[Start of RECORDS]

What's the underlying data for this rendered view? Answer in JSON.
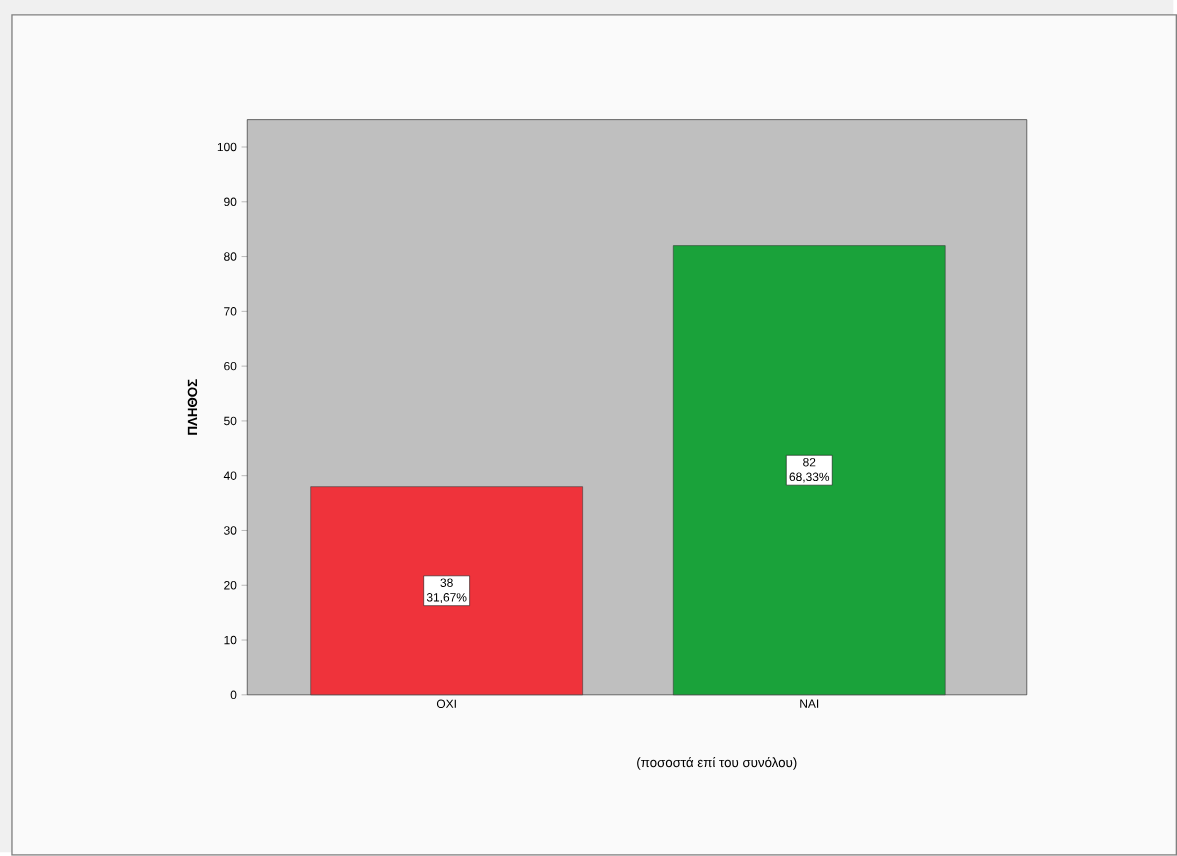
{
  "chart_data": {
    "type": "bar",
    "categories": [
      "OXI",
      "NAI"
    ],
    "values": [
      38,
      82
    ],
    "colors": [
      "#ef333b",
      "#1aa23a"
    ],
    "ylabel": "ΠΛΗΘΟΣ",
    "xlabel": "(ποσοστά επί του συνόλου)",
    "ylim": [
      0,
      105
    ],
    "yticks": [
      0,
      10,
      20,
      30,
      40,
      50,
      60,
      70,
      80,
      90,
      100
    ],
    "data_labels": true,
    "annotations": [
      "31,67%",
      "68,33%"
    ]
  }
}
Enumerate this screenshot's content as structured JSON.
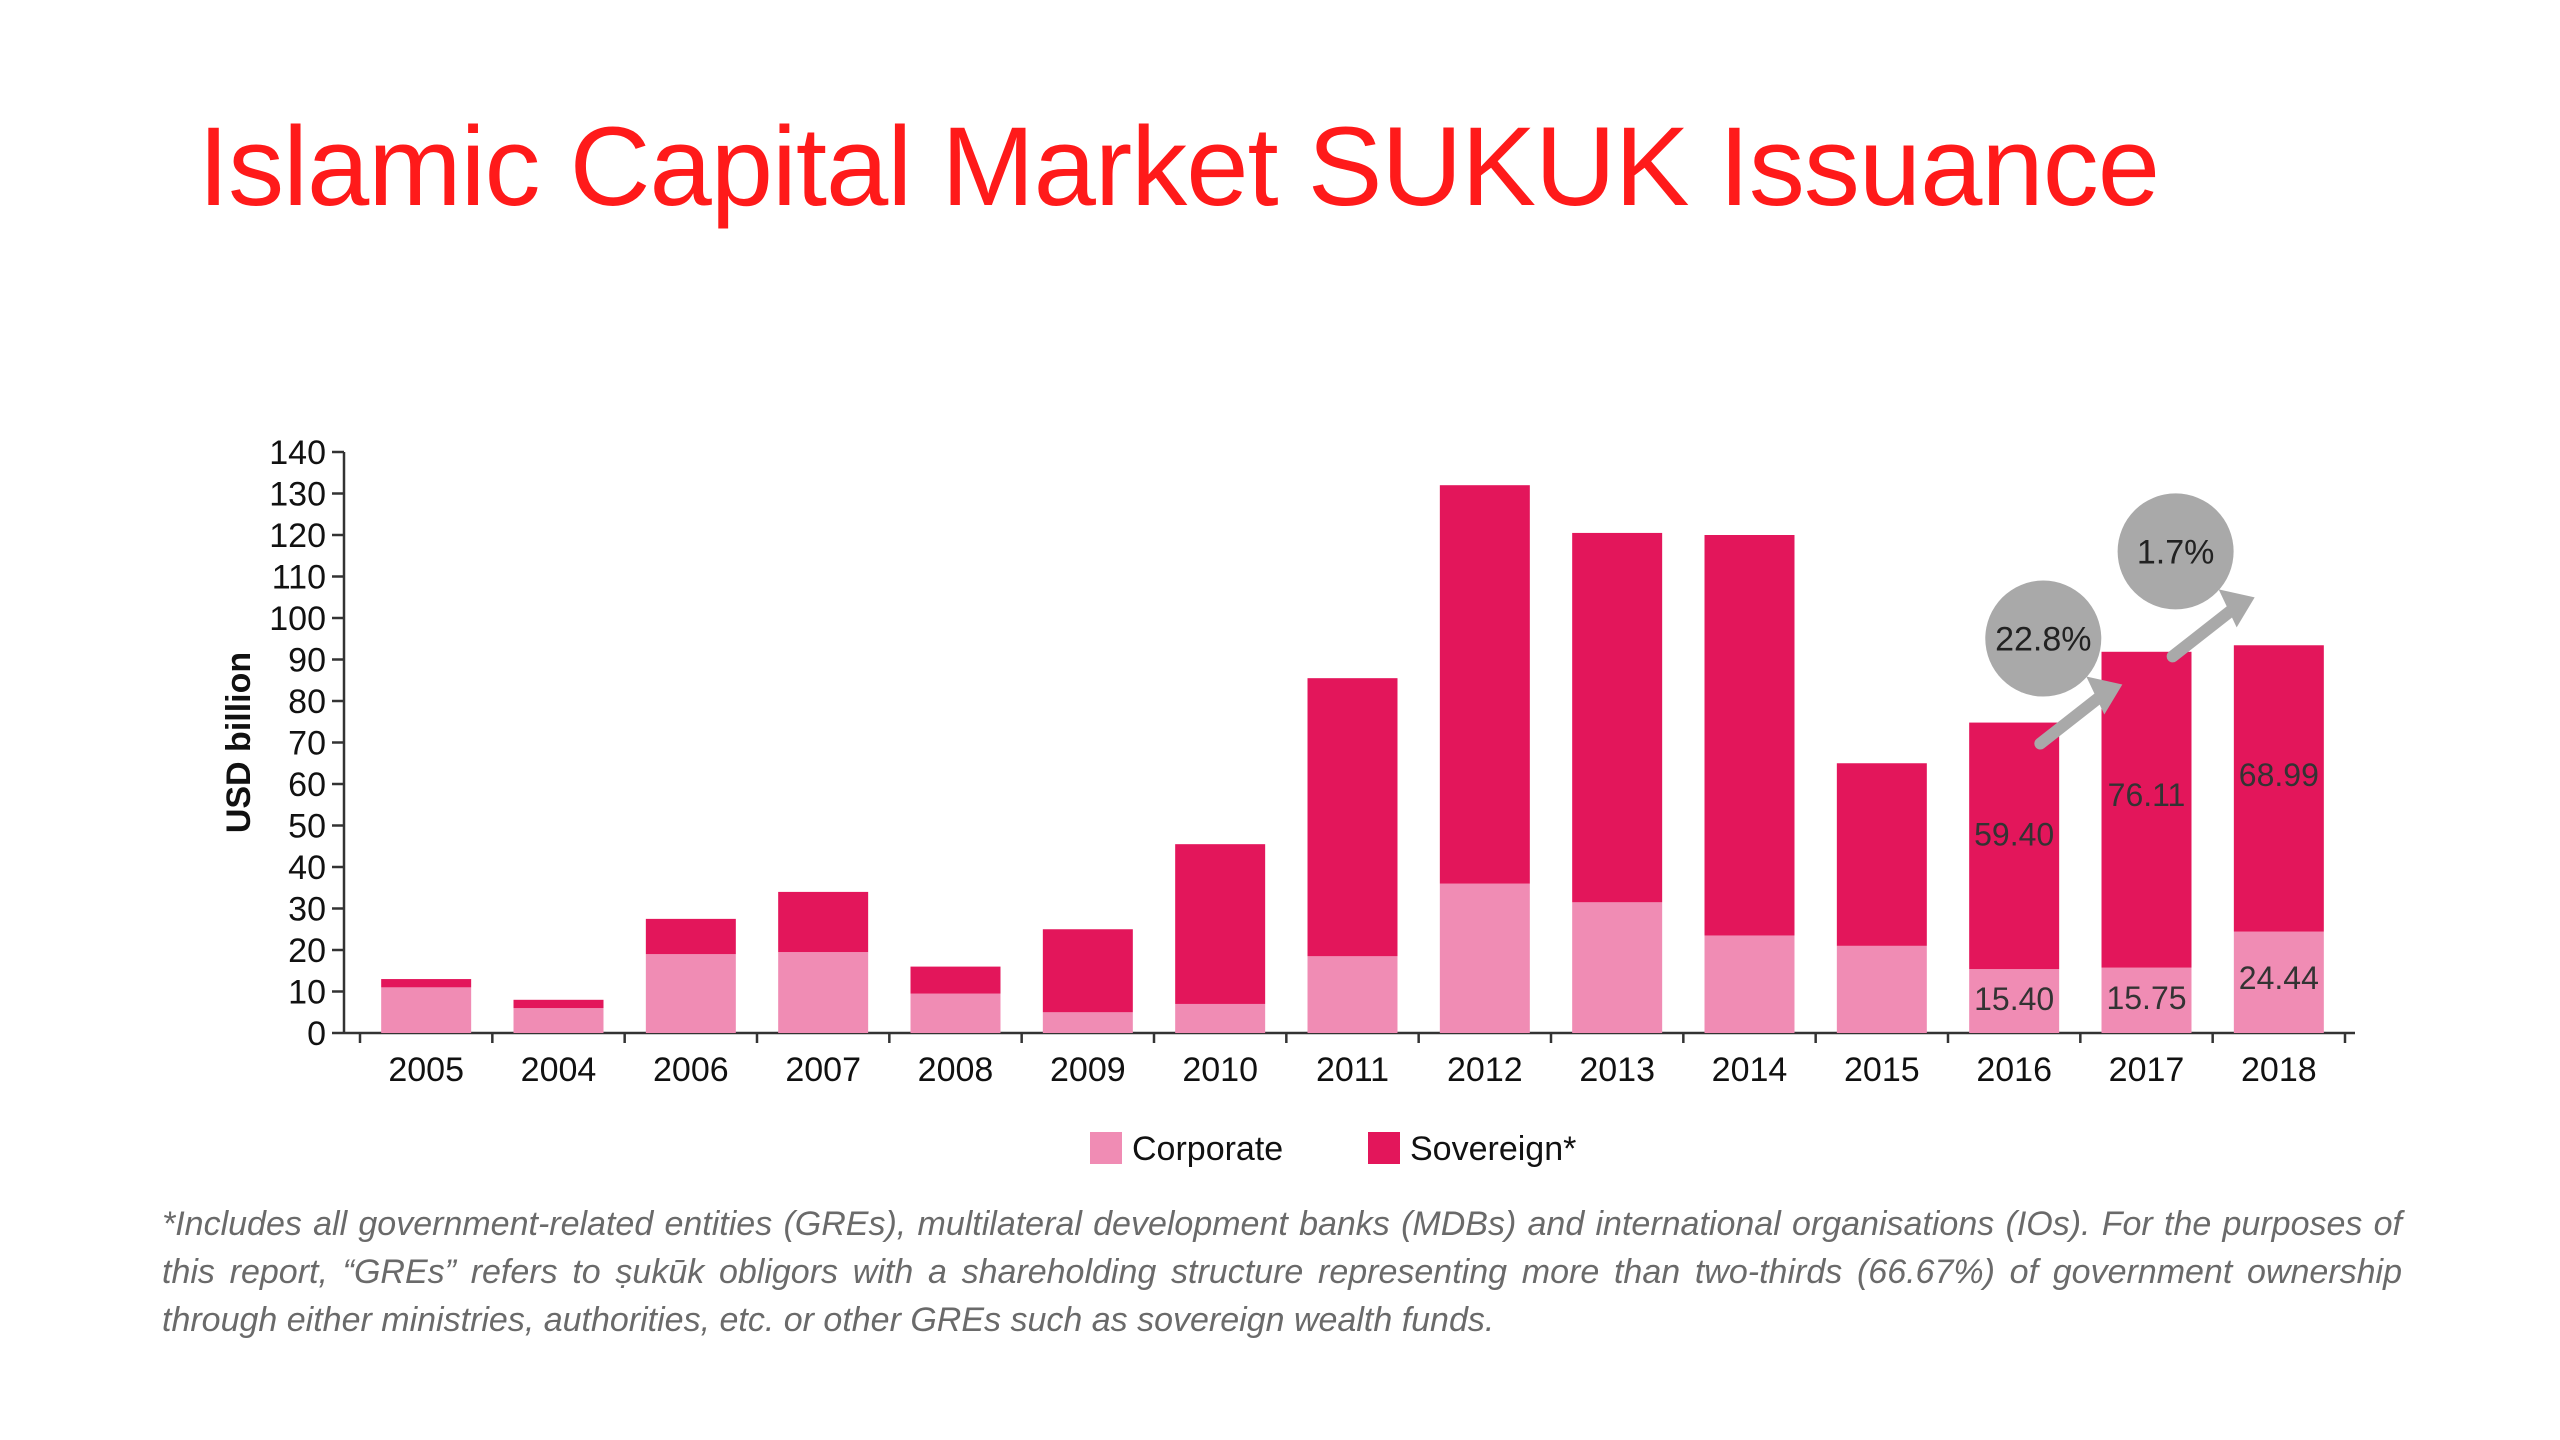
{
  "slide": {
    "title": "Islamic Capital Market SUKUK Issuance",
    "title_color": "#ff1a1a",
    "footnote": "*Includes all government-related entities (GREs), multilateral development banks (MDBs) and international organisations (IOs). For the purposes of this report, “GREs” refers to ṣukūk obligors with a shareholding structure representing more than two-thirds (66.67%) of government ownership through either ministries, authorities, etc. or other GREs such as sovereign wealth funds."
  },
  "chart_data": {
    "type": "bar",
    "stacked": true,
    "title": "",
    "xlabel": "",
    "ylabel": "USD billion",
    "ylim": [
      0,
      140
    ],
    "yticks": [
      0,
      10,
      20,
      30,
      40,
      50,
      60,
      70,
      80,
      90,
      100,
      110,
      120,
      130,
      140
    ],
    "grid": false,
    "legend_position": "bottom-center",
    "categories": [
      "2005",
      "2004",
      "2006",
      "2007",
      "2008",
      "2009",
      "2010",
      "2011",
      "2012",
      "2013",
      "2014",
      "2015",
      "2016",
      "2017",
      "2018"
    ],
    "series": [
      {
        "name": "Corporate",
        "color": "#f08cb4",
        "values": [
          11,
          6,
          19,
          19.5,
          9.5,
          5,
          7,
          18.5,
          36,
          31.5,
          23.5,
          21,
          15.4,
          15.75,
          24.44
        ]
      },
      {
        "name": "Sovereign*",
        "color": "#e3165b",
        "values": [
          2,
          2,
          8.5,
          14.5,
          6.5,
          20,
          38.5,
          67,
          96,
          89,
          96.5,
          44,
          59.4,
          76.11,
          68.99
        ]
      }
    ],
    "data_labels": [
      {
        "category": "2016",
        "series": "Corporate",
        "text": "15.40"
      },
      {
        "category": "2016",
        "series": "Sovereign*",
        "text": "59.40"
      },
      {
        "category": "2017",
        "series": "Corporate",
        "text": "15.75"
      },
      {
        "category": "2017",
        "series": "Sovereign*",
        "text": "76.11"
      },
      {
        "category": "2018",
        "series": "Corporate",
        "text": "24.44"
      },
      {
        "category": "2018",
        "series": "Sovereign*",
        "text": "68.99"
      }
    ],
    "annotations": [
      {
        "text": "22.8%",
        "from": "2016",
        "to": "2017",
        "anchor_y": 83,
        "color": "#a9a9a9"
      },
      {
        "text": "1.7%",
        "from": "2017",
        "to": "2018",
        "anchor_y": 104,
        "color": "#a9a9a9"
      }
    ]
  }
}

[End of RECORDS]

YOUR INSTRUCTIONS = Quote the entries in full. Any image among them is to be omitted from the copy.

SOLUTION =
What's the underlying data for this rendered view? Answer in JSON.
{
  "chart_data": {
    "type": "bar",
    "categories": [
      "OXI",
      "NAI"
    ],
    "values": [
      38,
      82
    ],
    "colors": [
      "#ef333b",
      "#1aa23a"
    ],
    "ylabel": "ΠΛΗΘΟΣ",
    "xlabel": "(ποσοστά επί του συνόλου)",
    "ylim": [
      0,
      105
    ],
    "yticks": [
      0,
      10,
      20,
      30,
      40,
      50,
      60,
      70,
      80,
      90,
      100
    ],
    "data_labels": true,
    "annotations": [
      "31,67%",
      "68,33%"
    ]
  }
}
Enumerate this screenshot's content as structured JSON.
{
  "slide": {
    "title": "Islamic Capital Market SUKUK Issuance",
    "title_color": "#ff1a1a",
    "footnote": "*Includes all government-related entities (GREs), multilateral development banks (MDBs) and international organisations (IOs). For the purposes of this report, “GREs” refers to ṣukūk obligors with a shareholding structure representing more than two-thirds (66.67%) of government ownership through either ministries, authorities, etc. or other GREs such as sovereign wealth funds."
  },
  "chart_data": {
    "type": "bar",
    "stacked": true,
    "title": "",
    "xlabel": "",
    "ylabel": "USD billion",
    "ylim": [
      0,
      140
    ],
    "yticks": [
      0,
      10,
      20,
      30,
      40,
      50,
      60,
      70,
      80,
      90,
      100,
      110,
      120,
      130,
      140
    ],
    "grid": false,
    "legend_position": "bottom-center",
    "categories": [
      "2005",
      "2004",
      "2006",
      "2007",
      "2008",
      "2009",
      "2010",
      "2011",
      "2012",
      "2013",
      "2014",
      "2015",
      "2016",
      "2017",
      "2018"
    ],
    "series": [
      {
        "name": "Corporate",
        "color": "#f08cb4",
        "values": [
          11,
          6,
          19,
          19.5,
          9.5,
          5,
          7,
          18.5,
          36,
          31.5,
          23.5,
          21,
          15.4,
          15.75,
          24.44
        ]
      },
      {
        "name": "Sovereign*",
        "color": "#e3165b",
        "values": [
          2,
          2,
          8.5,
          14.5,
          6.5,
          20,
          38.5,
          67,
          96,
          89,
          96.5,
          44,
          59.4,
          76.11,
          68.99
        ]
      }
    ],
    "data_labels": [
      {
        "category": "2016",
        "series": "Corporate",
        "text": "15.40"
      },
      {
        "category": "2016",
        "series": "Sovereign*",
        "text": "59.40"
      },
      {
        "category": "2017",
        "series": "Corporate",
        "text": "15.75"
      },
      {
        "category": "2017",
        "series": "Sovereign*",
        "text": "76.11"
      },
      {
        "category": "2018",
        "series": "Corporate",
        "text": "24.44"
      },
      {
        "category": "2018",
        "series": "Sovereign*",
        "text": "68.99"
      }
    ],
    "annotations": [
      {
        "text": "22.8%",
        "from": "2016",
        "to": "2017",
        "anchor_y": 83,
        "color": "#a9a9a9"
      },
      {
        "text": "1.7%",
        "from": "2017",
        "to": "2018",
        "anchor_y": 104,
        "color": "#a9a9a9"
      }
    ]
  }
}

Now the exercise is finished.